▸ Given exercise
Output all of the records exactly as written.

▸ Records for the exercise
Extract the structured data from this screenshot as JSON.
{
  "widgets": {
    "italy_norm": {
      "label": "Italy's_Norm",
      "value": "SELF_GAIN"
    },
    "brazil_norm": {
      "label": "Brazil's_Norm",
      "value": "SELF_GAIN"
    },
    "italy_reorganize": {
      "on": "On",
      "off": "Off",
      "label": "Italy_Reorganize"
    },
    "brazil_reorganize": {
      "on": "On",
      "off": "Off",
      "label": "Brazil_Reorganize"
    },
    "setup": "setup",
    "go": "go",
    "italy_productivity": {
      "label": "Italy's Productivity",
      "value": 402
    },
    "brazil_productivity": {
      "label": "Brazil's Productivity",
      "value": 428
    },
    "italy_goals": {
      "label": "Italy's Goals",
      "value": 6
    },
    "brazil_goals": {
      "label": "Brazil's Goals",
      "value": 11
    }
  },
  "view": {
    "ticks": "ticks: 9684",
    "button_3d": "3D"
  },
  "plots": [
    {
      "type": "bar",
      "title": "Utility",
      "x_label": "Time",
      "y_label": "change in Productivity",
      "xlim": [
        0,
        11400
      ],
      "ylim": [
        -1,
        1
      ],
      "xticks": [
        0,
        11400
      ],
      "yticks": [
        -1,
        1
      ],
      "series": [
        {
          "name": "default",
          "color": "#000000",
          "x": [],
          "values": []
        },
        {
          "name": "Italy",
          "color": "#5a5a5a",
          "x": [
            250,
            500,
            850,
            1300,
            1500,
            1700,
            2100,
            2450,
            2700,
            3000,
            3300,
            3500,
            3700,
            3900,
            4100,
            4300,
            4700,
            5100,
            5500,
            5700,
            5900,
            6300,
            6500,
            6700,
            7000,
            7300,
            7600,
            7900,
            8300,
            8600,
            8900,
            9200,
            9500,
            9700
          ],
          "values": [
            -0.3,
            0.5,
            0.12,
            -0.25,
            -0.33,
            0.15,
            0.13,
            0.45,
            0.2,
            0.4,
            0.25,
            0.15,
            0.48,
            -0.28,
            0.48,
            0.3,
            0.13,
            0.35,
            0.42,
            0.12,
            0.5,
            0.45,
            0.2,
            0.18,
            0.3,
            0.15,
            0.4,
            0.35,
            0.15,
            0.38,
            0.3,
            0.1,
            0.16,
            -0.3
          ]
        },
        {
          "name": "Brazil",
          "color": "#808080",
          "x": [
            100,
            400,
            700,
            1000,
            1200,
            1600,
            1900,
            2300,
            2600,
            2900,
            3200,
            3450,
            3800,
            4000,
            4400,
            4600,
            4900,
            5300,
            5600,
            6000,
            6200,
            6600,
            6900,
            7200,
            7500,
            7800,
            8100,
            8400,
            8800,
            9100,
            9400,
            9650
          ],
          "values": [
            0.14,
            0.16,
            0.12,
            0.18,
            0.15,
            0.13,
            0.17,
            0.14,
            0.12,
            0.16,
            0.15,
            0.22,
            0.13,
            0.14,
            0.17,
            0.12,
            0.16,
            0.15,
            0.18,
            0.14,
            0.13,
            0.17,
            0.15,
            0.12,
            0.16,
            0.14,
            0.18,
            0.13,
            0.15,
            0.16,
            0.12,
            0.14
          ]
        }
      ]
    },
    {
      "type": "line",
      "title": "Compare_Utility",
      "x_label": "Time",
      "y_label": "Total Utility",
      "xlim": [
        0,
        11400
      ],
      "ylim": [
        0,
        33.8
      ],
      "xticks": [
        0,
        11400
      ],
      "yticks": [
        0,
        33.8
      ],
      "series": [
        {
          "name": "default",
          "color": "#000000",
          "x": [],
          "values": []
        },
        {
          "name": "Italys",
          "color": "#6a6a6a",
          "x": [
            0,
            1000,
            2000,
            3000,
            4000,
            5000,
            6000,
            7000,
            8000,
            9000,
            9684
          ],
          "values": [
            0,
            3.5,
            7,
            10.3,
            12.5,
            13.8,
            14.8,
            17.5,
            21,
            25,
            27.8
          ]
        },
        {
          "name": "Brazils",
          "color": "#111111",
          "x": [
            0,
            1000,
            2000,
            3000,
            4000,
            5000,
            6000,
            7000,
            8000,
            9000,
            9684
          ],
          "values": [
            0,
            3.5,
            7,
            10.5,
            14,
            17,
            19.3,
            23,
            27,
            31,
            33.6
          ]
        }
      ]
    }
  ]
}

▸ Exercise output
Extract the structured data from this screenshot as JSON.
{
  "widgets": {
    "italy_norm": {
      "label": "Italy's_Norm",
      "value": "SELF_GAIN"
    },
    "brazil_norm": {
      "label": "Brazil's_Norm",
      "value": "SELF_GAIN"
    },
    "italy_reorganize": {
      "on": "On",
      "off": "Off",
      "label": "Italy_Reorganize"
    },
    "brazil_reorganize": {
      "on": "On",
      "off": "Off",
      "label": "Brazil_Reorganize"
    },
    "setup": "setup",
    "go": "go",
    "italy_productivity": {
      "label": "Italy's Productivity",
      "value": 402
    },
    "brazil_productivity": {
      "label": "Brazil's Productivity",
      "value": 428
    },
    "italy_goals": {
      "label": "Italy's Goals",
      "value": 6
    },
    "brazil_goals": {
      "label": "Brazil's Goals",
      "value": 11
    }
  },
  "view": {
    "ticks": "ticks: 9684",
    "button_3d": "3D"
  },
  "plots": [
    {
      "type": "bar",
      "title": "Utility",
      "x_label": "Time",
      "y_label": "change in Productivity",
      "xlim": [
        0,
        11400
      ],
      "ylim": [
        -1,
        1
      ],
      "xticks": [
        0,
        11400
      ],
      "yticks": [
        -1,
        1
      ],
      "series": [
        {
          "name": "default",
          "color": "#000000",
          "x": [],
          "values": []
        },
        {
          "name": "Italy",
          "color": "#5a5a5a",
          "x": [
            250,
            500,
            850,
            1300,
            1500,
            1700,
            2100,
            2450,
            2700,
            3000,
            3300,
            3500,
            3700,
            3900,
            4100,
            4300,
            4700,
            5100,
            5500,
            5700,
            5900,
            6300,
            6500,
            6700,
            7000,
            7300,
            7600,
            7900,
            8300,
            8600,
            8900,
            9200,
            9500,
            9700
          ],
          "values": [
            -0.3,
            0.5,
            0.12,
            -0.25,
            -0.33,
            0.15,
            0.13,
            0.45,
            0.2,
            0.4,
            0.25,
            0.15,
            0.48,
            -0.28,
            0.48,
            0.3,
            0.13,
            0.35,
            0.42,
            0.12,
            0.5,
            0.45,
            0.2,
            0.18,
            0.3,
            0.15,
            0.4,
            0.35,
            0.15,
            0.38,
            0.3,
            0.1,
            0.16,
            -0.3
          ]
        },
        {
          "name": "Brazil",
          "color": "#808080",
          "x": [
            100,
            400,
            700,
            1000,
            1200,
            1600,
            1900,
            2300,
            2600,
            2900,
            3200,
            3450,
            3800,
            4000,
            4400,
            4600,
            4900,
            5300,
            5600,
            6000,
            6200,
            6600,
            6900,
            7200,
            7500,
            7800,
            8100,
            8400,
            8800,
            9100,
            9400,
            9650
          ],
          "values": [
            0.14,
            0.16,
            0.12,
            0.18,
            0.15,
            0.13,
            0.17,
            0.14,
            0.12,
            0.16,
            0.15,
            0.22,
            0.13,
            0.14,
            0.17,
            0.12,
            0.16,
            0.15,
            0.18,
            0.14,
            0.13,
            0.17,
            0.15,
            0.12,
            0.16,
            0.14,
            0.18,
            0.13,
            0.15,
            0.16,
            0.12,
            0.14
          ]
        }
      ]
    },
    {
      "type": "line",
      "title": "Compare_Utility",
      "x_label": "Time",
      "y_label": "Total Utility",
      "xlim": [
        0,
        11400
      ],
      "ylim": [
        0,
        33.8
      ],
      "xticks": [
        0,
        11400
      ],
      "yticks": [
        0,
        33.8
      ],
      "series": [
        {
          "name": "default",
          "color": "#000000",
          "x": [],
          "values": []
        },
        {
          "name": "Italys",
          "color": "#6a6a6a",
          "x": [
            0,
            1000,
            2000,
            3000,
            4000,
            5000,
            6000,
            7000,
            8000,
            9000,
            9684
          ],
          "values": [
            0,
            3.5,
            7,
            10.3,
            12.5,
            13.8,
            14.8,
            17.5,
            21,
            25,
            27.8
          ]
        },
        {
          "name": "Brazils",
          "color": "#111111",
          "x": [
            0,
            1000,
            2000,
            3000,
            4000,
            5000,
            6000,
            7000,
            8000,
            9000,
            9684
          ],
          "values": [
            0,
            3.5,
            7,
            10.5,
            14,
            17,
            19.3,
            23,
            27,
            31,
            33.6
          ]
        }
      ]
    }
  ]
}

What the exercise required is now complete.